- Objective -
Show all lines that include the string "text"; copy each one.
■ ■ ■
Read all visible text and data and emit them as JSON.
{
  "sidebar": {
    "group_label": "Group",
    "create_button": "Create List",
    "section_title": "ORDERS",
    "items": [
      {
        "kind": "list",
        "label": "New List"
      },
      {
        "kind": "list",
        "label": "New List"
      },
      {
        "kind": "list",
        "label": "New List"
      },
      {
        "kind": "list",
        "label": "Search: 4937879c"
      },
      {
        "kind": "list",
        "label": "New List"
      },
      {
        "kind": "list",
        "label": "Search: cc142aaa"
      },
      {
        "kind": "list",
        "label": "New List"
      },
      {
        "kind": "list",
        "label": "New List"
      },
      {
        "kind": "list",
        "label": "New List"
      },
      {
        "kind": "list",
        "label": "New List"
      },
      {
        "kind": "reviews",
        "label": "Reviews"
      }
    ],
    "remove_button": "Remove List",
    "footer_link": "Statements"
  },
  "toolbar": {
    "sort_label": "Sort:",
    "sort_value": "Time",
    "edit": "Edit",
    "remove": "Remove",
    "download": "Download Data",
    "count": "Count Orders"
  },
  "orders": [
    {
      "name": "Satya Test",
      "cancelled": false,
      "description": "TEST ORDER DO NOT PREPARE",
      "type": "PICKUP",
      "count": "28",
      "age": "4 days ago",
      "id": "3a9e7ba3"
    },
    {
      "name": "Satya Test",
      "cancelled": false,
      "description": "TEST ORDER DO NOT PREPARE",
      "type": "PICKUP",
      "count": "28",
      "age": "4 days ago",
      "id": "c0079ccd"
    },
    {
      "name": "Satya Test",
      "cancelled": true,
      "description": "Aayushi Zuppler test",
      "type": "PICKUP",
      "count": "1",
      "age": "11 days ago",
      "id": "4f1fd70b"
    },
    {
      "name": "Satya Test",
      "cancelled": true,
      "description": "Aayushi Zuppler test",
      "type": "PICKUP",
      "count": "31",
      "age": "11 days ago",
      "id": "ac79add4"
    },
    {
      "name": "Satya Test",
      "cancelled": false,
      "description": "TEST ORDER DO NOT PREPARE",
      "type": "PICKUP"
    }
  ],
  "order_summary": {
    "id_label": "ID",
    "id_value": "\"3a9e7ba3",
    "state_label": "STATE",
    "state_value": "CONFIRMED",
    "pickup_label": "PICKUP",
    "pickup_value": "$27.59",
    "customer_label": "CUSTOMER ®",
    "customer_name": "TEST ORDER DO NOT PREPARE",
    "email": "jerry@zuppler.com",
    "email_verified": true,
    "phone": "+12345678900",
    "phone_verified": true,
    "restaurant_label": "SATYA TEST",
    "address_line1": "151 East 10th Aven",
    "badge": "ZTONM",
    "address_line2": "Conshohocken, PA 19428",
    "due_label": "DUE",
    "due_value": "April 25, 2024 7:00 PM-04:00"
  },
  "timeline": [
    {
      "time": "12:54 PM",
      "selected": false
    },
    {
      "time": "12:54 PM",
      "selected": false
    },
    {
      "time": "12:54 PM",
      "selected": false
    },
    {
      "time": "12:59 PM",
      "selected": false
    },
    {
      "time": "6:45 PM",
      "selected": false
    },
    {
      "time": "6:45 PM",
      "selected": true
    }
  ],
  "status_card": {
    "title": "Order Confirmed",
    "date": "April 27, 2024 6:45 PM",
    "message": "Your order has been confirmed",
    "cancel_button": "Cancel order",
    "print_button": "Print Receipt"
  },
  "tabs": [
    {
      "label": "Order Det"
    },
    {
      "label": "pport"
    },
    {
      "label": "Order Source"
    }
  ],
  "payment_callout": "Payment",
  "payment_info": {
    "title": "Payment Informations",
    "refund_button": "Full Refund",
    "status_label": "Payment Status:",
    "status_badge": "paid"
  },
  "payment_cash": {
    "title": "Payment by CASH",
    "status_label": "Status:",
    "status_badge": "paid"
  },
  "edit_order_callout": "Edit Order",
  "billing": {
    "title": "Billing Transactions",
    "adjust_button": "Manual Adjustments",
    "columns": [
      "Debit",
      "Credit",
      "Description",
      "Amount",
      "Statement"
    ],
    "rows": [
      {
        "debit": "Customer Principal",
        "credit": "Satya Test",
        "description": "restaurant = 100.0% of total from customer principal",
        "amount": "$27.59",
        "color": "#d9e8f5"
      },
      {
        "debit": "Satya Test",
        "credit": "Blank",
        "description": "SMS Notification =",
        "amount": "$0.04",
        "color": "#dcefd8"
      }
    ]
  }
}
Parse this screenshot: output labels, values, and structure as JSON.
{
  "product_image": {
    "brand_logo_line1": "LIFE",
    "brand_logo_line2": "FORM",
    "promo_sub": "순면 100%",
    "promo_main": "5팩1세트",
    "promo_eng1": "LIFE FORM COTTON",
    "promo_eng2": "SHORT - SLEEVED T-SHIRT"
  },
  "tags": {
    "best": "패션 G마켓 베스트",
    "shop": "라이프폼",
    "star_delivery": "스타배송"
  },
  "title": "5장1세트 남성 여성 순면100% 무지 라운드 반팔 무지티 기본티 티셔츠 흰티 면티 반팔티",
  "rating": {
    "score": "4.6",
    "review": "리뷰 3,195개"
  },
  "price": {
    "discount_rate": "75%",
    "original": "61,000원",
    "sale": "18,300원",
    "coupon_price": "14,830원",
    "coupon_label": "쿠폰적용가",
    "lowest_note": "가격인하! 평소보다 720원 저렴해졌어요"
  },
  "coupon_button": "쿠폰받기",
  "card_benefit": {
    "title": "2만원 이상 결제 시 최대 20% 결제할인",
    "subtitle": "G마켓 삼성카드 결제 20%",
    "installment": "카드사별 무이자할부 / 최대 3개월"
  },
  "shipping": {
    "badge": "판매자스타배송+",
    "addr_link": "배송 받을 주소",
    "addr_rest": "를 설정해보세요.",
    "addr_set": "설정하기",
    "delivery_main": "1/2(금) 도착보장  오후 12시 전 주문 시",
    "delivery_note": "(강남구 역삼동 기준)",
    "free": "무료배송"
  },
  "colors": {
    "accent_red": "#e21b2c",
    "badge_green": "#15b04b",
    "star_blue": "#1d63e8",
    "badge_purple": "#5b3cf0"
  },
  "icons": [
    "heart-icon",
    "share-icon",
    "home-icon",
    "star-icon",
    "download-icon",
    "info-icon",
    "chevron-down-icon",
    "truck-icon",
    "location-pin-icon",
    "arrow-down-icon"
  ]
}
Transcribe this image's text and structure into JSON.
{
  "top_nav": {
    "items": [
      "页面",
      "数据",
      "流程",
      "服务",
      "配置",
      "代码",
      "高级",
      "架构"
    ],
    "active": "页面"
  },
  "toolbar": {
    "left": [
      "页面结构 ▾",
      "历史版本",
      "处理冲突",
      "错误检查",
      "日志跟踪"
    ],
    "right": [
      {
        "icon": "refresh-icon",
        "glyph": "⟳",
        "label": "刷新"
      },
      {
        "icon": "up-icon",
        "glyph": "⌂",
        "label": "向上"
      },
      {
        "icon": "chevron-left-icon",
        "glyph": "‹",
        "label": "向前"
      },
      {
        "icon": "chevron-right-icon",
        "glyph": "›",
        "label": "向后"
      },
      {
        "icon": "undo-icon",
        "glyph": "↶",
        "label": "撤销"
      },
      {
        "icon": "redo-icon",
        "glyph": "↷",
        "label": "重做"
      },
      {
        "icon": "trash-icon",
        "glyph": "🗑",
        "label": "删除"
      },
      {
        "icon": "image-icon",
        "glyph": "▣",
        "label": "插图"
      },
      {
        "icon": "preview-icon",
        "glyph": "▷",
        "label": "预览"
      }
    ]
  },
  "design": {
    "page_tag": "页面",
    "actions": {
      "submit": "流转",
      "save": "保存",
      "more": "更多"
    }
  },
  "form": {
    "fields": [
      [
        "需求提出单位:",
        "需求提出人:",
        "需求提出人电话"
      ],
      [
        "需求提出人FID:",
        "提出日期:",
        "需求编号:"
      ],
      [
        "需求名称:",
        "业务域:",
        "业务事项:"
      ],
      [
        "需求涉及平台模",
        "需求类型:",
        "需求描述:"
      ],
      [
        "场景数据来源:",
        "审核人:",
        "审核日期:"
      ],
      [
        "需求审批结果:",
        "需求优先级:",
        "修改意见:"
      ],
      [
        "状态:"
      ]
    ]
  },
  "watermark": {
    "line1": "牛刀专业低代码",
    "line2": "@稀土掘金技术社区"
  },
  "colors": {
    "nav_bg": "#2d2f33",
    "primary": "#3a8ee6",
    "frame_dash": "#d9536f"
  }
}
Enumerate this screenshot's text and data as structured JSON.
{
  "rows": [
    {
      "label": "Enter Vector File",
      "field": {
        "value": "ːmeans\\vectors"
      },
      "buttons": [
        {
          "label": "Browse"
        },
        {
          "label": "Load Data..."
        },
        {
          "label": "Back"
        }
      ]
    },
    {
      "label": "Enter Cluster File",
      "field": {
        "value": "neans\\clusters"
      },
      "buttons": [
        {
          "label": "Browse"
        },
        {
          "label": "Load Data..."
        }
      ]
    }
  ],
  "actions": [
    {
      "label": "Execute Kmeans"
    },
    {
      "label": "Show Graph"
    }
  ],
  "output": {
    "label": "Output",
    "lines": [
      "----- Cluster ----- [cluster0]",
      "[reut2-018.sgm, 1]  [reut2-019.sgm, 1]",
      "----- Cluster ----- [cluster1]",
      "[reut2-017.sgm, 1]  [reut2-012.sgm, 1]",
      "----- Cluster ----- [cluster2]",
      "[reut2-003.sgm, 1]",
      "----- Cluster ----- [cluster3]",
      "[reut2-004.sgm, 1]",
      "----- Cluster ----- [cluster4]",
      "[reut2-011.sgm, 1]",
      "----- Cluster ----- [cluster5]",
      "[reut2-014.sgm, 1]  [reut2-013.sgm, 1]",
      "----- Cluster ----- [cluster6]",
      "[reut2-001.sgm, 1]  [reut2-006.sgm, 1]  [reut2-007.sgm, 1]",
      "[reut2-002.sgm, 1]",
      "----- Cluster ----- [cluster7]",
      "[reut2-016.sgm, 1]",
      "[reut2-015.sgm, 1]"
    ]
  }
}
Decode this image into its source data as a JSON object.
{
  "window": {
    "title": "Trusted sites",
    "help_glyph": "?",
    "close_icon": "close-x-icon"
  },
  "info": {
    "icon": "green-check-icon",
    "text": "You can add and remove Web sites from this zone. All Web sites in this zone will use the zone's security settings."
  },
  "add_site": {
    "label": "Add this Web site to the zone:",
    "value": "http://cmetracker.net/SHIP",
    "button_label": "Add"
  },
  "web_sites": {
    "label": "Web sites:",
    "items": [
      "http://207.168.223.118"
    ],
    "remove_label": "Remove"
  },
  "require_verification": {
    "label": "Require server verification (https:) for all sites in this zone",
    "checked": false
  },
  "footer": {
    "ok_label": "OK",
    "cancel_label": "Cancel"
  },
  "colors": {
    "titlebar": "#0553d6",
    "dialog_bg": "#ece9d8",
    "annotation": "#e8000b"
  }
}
■ ■ ■
- Result for this exercise -
Read all visible text and data and emit them as JSON.
Transcribe this image's text and structure into JSON.
Enumerate this screenshot's text and data as structured JSON.
    "text": "You can add and remove Web sites from this zone. All Web sites in this zone will use the zone's security settings."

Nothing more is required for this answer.